**INSTRUCTIONS TO FOLLOW**
The answer must consist of each line below that contains the word "content", copied in full.

**INPUT MATERIAL**
* * * *

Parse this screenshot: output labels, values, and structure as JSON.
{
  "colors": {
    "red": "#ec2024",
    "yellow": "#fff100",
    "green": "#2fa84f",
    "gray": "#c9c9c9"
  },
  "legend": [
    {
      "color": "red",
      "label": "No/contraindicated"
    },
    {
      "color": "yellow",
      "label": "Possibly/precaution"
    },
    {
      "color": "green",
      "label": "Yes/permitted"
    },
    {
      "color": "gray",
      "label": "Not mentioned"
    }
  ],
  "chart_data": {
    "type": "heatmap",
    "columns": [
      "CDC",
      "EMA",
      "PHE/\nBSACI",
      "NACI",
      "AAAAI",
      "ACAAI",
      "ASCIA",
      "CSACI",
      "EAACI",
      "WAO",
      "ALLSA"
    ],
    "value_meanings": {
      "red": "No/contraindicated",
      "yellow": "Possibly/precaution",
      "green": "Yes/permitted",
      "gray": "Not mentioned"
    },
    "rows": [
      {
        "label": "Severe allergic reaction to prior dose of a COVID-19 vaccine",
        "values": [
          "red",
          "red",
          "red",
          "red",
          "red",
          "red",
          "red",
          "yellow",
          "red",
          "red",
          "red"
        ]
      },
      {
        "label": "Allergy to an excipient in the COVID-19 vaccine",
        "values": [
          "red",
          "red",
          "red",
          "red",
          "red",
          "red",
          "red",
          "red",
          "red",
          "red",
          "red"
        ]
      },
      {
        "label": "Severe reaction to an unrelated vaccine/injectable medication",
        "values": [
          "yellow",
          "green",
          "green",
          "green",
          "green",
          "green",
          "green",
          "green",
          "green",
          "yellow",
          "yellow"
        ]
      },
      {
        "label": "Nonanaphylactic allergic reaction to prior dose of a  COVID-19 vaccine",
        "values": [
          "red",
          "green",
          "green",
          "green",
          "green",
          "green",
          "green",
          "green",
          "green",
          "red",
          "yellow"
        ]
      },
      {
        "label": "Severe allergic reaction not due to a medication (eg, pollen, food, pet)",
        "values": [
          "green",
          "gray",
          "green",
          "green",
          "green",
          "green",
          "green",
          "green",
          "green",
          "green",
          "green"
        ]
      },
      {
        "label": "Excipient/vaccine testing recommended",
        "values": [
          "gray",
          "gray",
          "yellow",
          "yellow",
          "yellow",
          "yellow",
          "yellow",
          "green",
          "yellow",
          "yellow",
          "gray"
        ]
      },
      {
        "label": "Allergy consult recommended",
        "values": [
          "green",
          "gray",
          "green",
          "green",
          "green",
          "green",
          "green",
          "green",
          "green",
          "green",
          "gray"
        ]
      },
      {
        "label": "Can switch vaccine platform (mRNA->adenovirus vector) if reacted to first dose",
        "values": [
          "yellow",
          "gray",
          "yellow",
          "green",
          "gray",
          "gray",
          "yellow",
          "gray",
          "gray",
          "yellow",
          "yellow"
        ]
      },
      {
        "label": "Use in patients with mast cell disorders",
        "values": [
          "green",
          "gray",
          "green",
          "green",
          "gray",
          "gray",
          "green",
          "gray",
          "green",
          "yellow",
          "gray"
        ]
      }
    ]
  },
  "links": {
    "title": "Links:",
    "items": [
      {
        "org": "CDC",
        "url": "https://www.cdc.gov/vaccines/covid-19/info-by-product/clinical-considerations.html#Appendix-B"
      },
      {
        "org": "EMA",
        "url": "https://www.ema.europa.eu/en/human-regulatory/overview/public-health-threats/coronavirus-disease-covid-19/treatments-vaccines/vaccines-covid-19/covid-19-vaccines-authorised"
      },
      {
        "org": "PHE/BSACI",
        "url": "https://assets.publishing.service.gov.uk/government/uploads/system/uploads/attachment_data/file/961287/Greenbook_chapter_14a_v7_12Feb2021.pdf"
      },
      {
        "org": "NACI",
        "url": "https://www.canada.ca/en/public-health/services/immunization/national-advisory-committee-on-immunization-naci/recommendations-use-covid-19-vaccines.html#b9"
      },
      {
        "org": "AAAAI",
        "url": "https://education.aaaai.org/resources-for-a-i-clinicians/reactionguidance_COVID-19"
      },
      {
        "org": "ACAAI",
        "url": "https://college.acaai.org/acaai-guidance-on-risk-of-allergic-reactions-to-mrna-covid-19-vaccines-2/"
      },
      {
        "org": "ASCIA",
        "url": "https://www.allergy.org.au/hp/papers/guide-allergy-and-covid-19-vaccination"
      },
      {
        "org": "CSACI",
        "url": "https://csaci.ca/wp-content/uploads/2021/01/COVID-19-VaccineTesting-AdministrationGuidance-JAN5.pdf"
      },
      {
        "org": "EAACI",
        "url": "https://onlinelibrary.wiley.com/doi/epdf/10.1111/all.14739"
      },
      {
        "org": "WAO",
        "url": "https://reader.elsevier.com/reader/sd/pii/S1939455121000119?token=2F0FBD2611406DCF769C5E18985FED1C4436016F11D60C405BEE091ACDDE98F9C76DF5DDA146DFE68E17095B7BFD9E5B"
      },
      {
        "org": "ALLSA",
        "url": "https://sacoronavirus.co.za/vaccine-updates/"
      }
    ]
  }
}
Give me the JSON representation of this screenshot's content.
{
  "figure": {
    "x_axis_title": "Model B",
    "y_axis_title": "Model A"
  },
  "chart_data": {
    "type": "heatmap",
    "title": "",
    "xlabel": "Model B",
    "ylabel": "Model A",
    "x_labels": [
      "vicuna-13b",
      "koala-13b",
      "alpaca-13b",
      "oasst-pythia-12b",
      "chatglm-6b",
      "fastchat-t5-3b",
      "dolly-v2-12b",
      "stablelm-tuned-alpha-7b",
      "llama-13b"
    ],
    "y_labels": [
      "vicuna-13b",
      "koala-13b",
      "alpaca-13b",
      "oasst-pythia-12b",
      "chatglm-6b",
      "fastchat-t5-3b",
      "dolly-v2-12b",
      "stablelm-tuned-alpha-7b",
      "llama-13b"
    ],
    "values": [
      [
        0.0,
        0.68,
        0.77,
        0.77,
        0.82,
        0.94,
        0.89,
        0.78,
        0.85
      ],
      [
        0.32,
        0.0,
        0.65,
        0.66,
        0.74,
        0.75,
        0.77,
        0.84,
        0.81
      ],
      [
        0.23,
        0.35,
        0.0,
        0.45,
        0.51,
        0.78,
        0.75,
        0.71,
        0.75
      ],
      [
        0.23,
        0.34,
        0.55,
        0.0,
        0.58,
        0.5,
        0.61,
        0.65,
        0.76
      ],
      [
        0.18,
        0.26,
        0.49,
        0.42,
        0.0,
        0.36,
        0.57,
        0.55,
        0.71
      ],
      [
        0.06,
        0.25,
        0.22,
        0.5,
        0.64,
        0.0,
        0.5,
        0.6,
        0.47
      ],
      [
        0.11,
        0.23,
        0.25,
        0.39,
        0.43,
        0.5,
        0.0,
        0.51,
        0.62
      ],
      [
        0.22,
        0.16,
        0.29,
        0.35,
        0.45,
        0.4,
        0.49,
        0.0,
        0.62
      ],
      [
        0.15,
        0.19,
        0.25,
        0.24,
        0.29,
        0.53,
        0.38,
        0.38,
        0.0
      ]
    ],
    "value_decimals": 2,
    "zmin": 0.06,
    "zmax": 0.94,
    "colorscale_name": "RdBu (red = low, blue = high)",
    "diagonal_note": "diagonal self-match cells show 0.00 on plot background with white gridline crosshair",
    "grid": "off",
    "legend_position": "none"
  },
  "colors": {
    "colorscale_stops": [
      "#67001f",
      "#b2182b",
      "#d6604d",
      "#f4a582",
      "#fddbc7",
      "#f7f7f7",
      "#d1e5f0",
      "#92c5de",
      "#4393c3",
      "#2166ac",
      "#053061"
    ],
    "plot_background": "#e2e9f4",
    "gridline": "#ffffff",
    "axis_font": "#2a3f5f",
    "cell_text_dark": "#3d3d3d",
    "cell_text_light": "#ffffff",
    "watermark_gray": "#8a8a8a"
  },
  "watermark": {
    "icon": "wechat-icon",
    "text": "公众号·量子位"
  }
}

* * * *

**TASK SOLUTION**
        "url": "https://csaci.ca/wp-content/uploads/2021/01/COVID-19-VaccineTesting-AdministrationGuidance-JAN5.pdf"
Give me the JSON representation of this screenshot's content.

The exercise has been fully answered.